## Listing
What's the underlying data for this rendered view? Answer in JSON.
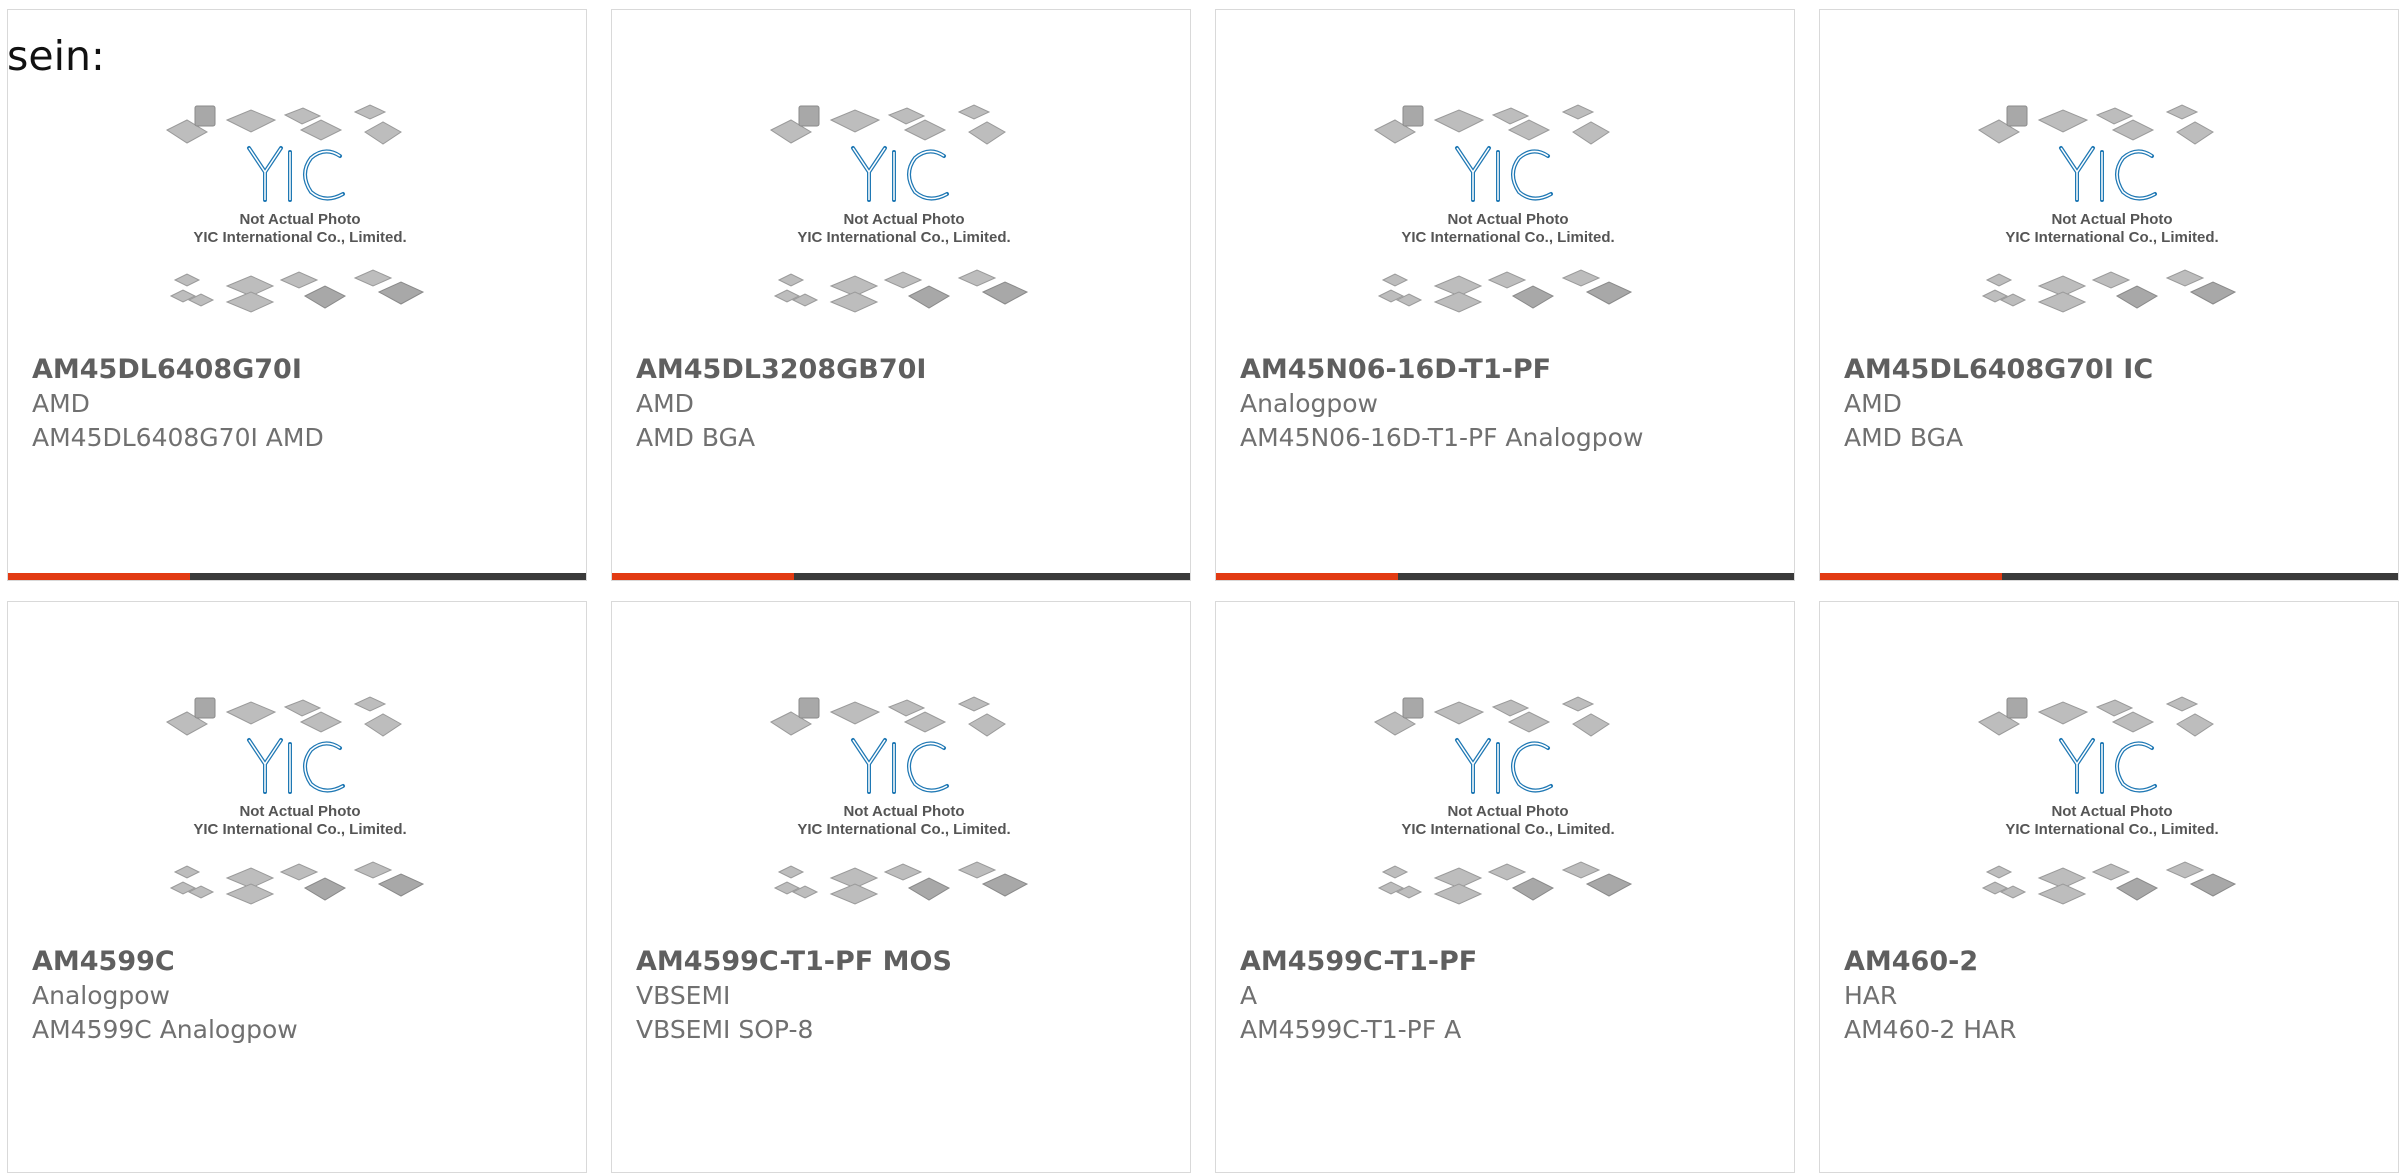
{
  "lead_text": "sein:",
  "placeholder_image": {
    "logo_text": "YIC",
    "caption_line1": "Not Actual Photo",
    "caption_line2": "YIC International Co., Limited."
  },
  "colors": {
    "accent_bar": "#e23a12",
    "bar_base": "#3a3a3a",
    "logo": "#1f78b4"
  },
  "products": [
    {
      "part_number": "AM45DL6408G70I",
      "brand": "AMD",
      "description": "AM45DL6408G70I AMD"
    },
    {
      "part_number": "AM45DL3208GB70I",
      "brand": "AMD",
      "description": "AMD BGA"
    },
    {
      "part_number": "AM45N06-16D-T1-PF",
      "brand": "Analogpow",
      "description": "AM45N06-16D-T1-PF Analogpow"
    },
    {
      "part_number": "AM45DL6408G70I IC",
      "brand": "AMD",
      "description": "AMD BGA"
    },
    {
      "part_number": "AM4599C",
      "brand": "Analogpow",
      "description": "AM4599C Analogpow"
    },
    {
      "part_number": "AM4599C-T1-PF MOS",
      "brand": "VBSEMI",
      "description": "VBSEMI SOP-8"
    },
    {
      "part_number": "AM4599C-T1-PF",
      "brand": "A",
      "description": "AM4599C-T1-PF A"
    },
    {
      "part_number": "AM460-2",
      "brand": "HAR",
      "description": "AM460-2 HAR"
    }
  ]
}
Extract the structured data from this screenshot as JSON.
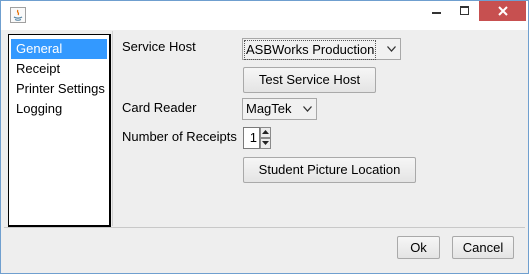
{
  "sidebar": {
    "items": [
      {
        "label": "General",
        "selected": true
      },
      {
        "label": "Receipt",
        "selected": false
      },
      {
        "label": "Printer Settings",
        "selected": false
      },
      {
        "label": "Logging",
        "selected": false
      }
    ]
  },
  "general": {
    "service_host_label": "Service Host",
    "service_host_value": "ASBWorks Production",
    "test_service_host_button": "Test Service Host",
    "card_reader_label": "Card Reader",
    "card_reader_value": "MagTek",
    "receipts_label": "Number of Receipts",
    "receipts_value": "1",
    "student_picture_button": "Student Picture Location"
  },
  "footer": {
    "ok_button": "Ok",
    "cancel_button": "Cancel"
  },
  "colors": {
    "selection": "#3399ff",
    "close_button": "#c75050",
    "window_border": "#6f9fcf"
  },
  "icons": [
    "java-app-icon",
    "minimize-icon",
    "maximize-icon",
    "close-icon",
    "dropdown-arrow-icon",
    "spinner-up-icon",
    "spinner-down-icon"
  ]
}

## Required work
Leave the pictures out and reproduce all of the records exactly.

## Worked answer
What's the underlying data for this rendered view? Answer in JSON.
{
  "lead_text": "sein:",
  "placeholder_image": {
    "logo_text": "YIC",
    "caption_line1": "Not Actual Photo",
    "caption_line2": "YIC International Co., Limited."
  },
  "colors": {
    "accent_bar": "#e23a12",
    "bar_base": "#3a3a3a",
    "logo": "#1f78b4"
  },
  "products": [
    {
      "part_number": "AM45DL6408G70I",
      "brand": "AMD",
      "description": "AM45DL6408G70I AMD"
    },
    {
      "part_number": "AM45DL3208GB70I",
      "brand": "AMD",
      "description": "AMD BGA"
    },
    {
      "part_number": "AM45N06-16D-T1-PF",
      "brand": "Analogpow",
      "description": "AM45N06-16D-T1-PF Analogpow"
    },
    {
      "part_number": "AM45DL6408G70I IC",
      "brand": "AMD",
      "description": "AMD BGA"
    },
    {
      "part_number": "AM4599C",
      "brand": "Analogpow",
      "description": "AM4599C Analogpow"
    },
    {
      "part_number": "AM4599C-T1-PF MOS",
      "brand": "VBSEMI",
      "description": "VBSEMI SOP-8"
    },
    {
      "part_number": "AM4599C-T1-PF",
      "brand": "A",
      "description": "AM4599C-T1-PF A"
    },
    {
      "part_number": "AM460-2",
      "brand": "HAR",
      "description": "AM460-2 HAR"
    }
  ]
}
Extract the structured data from this screenshot as JSON.
{
  "sidebar": {
    "items": [
      {
        "label": "General",
        "selected": true
      },
      {
        "label": "Receipt",
        "selected": false
      },
      {
        "label": "Printer Settings",
        "selected": false
      },
      {
        "label": "Logging",
        "selected": false
      }
    ]
  },
  "general": {
    "service_host_label": "Service Host",
    "service_host_value": "ASBWorks Production",
    "test_service_host_button": "Test Service Host",
    "card_reader_label": "Card Reader",
    "card_reader_value": "MagTek",
    "receipts_label": "Number of Receipts",
    "receipts_value": "1",
    "student_picture_button": "Student Picture Location"
  },
  "footer": {
    "ok_button": "Ok",
    "cancel_button": "Cancel"
  },
  "colors": {
    "selection": "#3399ff",
    "close_button": "#c75050",
    "window_border": "#6f9fcf"
  },
  "icons": [
    "java-app-icon",
    "minimize-icon",
    "maximize-icon",
    "close-icon",
    "dropdown-arrow-icon",
    "spinner-up-icon",
    "spinner-down-icon"
  ]
}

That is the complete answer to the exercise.